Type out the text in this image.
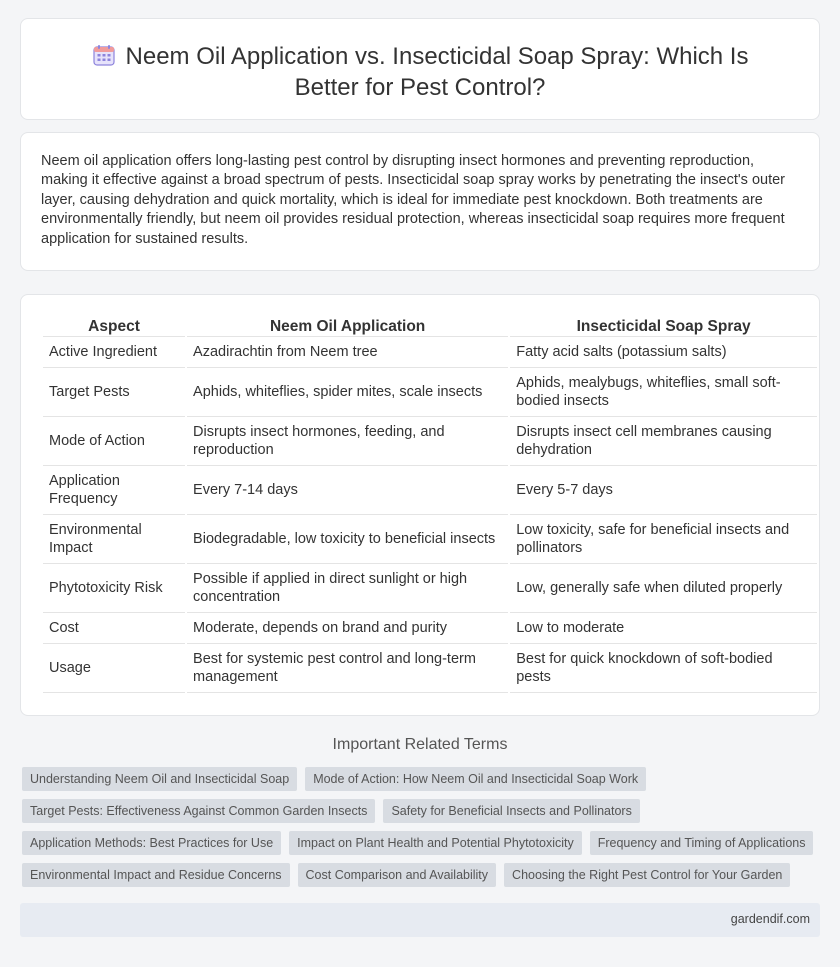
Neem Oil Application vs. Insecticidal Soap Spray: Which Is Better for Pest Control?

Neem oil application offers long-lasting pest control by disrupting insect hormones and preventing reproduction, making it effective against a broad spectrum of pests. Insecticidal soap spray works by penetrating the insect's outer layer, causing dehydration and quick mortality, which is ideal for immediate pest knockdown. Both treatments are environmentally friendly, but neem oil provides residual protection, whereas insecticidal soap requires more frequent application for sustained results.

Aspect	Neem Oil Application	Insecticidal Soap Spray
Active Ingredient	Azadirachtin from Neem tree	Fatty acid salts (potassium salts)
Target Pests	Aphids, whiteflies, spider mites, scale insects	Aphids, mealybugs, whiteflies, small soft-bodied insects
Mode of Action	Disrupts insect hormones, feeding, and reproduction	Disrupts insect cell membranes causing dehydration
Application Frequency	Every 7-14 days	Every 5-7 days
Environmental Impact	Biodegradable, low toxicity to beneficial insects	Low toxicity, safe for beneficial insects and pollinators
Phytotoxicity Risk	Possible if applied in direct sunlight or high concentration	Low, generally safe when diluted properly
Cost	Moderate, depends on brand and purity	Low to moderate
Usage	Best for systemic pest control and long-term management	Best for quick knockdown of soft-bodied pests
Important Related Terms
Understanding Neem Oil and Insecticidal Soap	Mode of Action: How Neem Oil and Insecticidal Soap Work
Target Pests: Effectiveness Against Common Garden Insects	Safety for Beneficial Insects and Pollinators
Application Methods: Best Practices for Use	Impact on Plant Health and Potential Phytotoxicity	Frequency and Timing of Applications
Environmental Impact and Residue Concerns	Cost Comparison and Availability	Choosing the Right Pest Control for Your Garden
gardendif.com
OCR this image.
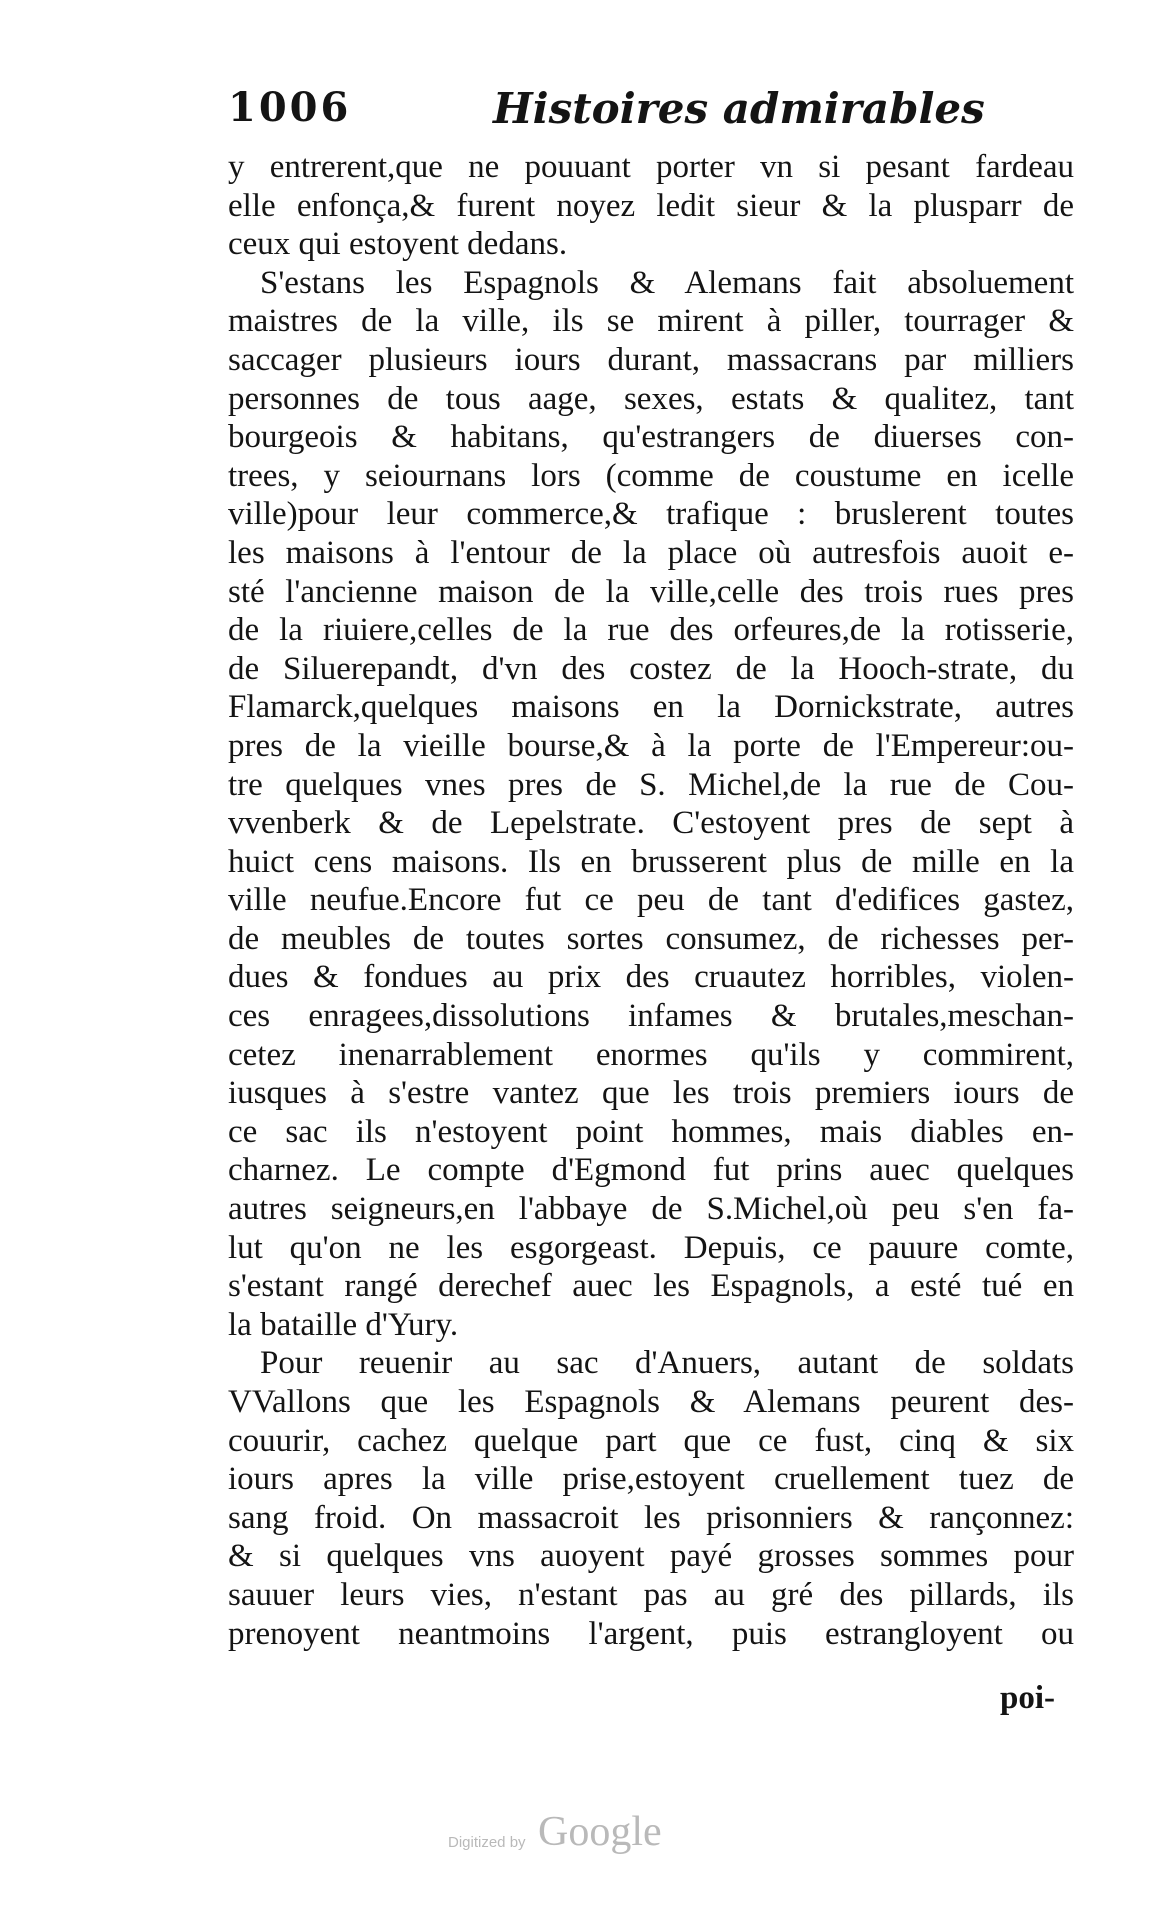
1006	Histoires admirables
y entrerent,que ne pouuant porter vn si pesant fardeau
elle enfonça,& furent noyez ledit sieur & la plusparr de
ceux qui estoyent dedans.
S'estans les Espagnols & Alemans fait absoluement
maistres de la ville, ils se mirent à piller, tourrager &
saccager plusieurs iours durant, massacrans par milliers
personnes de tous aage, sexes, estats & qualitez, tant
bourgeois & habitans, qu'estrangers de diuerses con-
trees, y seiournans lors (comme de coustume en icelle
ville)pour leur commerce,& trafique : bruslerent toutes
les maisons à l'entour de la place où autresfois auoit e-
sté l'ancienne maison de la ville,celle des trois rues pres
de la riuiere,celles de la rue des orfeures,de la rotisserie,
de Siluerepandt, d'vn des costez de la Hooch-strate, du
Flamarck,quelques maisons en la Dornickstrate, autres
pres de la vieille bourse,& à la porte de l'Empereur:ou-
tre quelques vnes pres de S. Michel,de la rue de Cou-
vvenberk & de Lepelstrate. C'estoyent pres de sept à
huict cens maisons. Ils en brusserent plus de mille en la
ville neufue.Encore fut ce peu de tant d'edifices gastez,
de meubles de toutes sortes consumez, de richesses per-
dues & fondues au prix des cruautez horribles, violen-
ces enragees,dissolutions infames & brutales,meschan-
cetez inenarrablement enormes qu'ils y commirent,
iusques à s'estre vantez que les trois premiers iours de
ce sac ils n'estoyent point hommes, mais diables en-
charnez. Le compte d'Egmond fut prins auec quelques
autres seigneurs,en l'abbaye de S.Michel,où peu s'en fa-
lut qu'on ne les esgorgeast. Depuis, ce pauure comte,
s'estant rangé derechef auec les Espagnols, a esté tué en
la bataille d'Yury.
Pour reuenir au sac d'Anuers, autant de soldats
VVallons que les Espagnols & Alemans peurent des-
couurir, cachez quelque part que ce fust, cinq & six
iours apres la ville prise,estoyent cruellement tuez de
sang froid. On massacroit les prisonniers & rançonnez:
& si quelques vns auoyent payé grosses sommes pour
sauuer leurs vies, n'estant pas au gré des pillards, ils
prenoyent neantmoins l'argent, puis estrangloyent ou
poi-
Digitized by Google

-----

Repeat the material verbatim. Do not carry over any picture.

▸ **Written answer**
Type out the text in this image.
Neem Oil Application vs. Insecticidal Soap Spray: Which Is Better for Pest Control?

Neem oil application offers long-lasting pest control by disrupting insect hormones and preventing reproduction, making it effective against a broad spectrum of pests. Insecticidal soap spray works by penetrating the insect's outer layer, causing dehydration and quick mortality, which is ideal for immediate pest knockdown. Both treatments are environmentally friendly, but neem oil provides residual protection, whereas insecticidal soap requires more frequent application for sustained results.

Aspect	Neem Oil Application	Insecticidal Soap Spray
Active Ingredient	Azadirachtin from Neem tree	Fatty acid salts (potassium salts)
Target Pests	Aphids, whiteflies, spider mites, scale insects	Aphids, mealybugs, whiteflies, small soft-bodied insects
Mode of Action	Disrupts insect hormones, feeding, and reproduction	Disrupts insect cell membranes causing dehydration
Application Frequency	Every 7-14 days	Every 5-7 days
Environmental Impact	Biodegradable, low toxicity to beneficial insects	Low toxicity, safe for beneficial insects and pollinators
Phytotoxicity Risk	Possible if applied in direct sunlight or high concentration	Low, generally safe when diluted properly
Cost	Moderate, depends on brand and purity	Low to moderate
Usage	Best for systemic pest control and long-term management	Best for quick knockdown of soft-bodied pests
Important Related Terms
Understanding Neem Oil and Insecticidal Soap	Mode of Action: How Neem Oil and Insecticidal Soap Work
Target Pests: Effectiveness Against Common Garden Insects	Safety for Beneficial Insects and Pollinators
Application Methods: Best Practices for Use	Impact on Plant Health and Potential Phytotoxicity	Frequency and Timing of Applications
Environmental Impact and Residue Concerns	Cost Comparison and Availability	Choosing the Right Pest Control for Your Garden
gardendif.com
OCR this image.
1006	Histoires admirables
y entrerent,que ne pouuant porter vn si pesant fardeau
elle enfonça,& furent noyez ledit sieur & la plusparr de
ceux qui estoyent dedans.
S'estans les Espagnols & Alemans fait absoluement
maistres de la ville, ils se mirent à piller, tourrager &
saccager plusieurs iours durant, massacrans par milliers
personnes de tous aage, sexes, estats & qualitez, tant
bourgeois & habitans, qu'estrangers de diuerses con-
trees, y seiournans lors (comme de coustume en icelle
ville)pour leur commerce,& trafique : bruslerent toutes
les maisons à l'entour de la place où autresfois auoit e-
sté l'ancienne maison de la ville,celle des trois rues pres
de la riuiere,celles de la rue des orfeures,de la rotisserie,
de Siluerepandt, d'vn des costez de la Hooch-strate, du
Flamarck,quelques maisons en la Dornickstrate, autres
pres de la vieille bourse,& à la porte de l'Empereur:ou-
tre quelques vnes pres de S. Michel,de la rue de Cou-
vvenberk & de Lepelstrate. C'estoyent pres de sept à
huict cens maisons. Ils en brusserent plus de mille en la
ville neufue.Encore fut ce peu de tant d'edifices gastez,
de meubles de toutes sortes consumez, de richesses per-
dues & fondues au prix des cruautez horribles, violen-
ces enragees,dissolutions infames & brutales,meschan-
cetez inenarrablement enormes qu'ils y commirent,
iusques à s'estre vantez que les trois premiers iours de
ce sac ils n'estoyent point hommes, mais diables en-
charnez. Le compte d'Egmond fut prins auec quelques
autres seigneurs,en l'abbaye de S.Michel,où peu s'en fa-
lut qu'on ne les esgorgeast. Depuis, ce pauure comte,
s'estant rangé derechef auec les Espagnols, a esté tué en
la bataille d'Yury.
Pour reuenir au sac d'Anuers, autant de soldats
VVallons que les Espagnols & Alemans peurent des-
couurir, cachez quelque part que ce fust, cinq & six
iours apres la ville prise,estoyent cruellement tuez de
sang froid. On massacroit les prisonniers & rançonnez:
& si quelques vns auoyent payé grosses sommes pour
sauuer leurs vies, n'estant pas au gré des pillards, ils
prenoyent neantmoins l'argent, puis estrangloyent ou
poi-
Digitized by Google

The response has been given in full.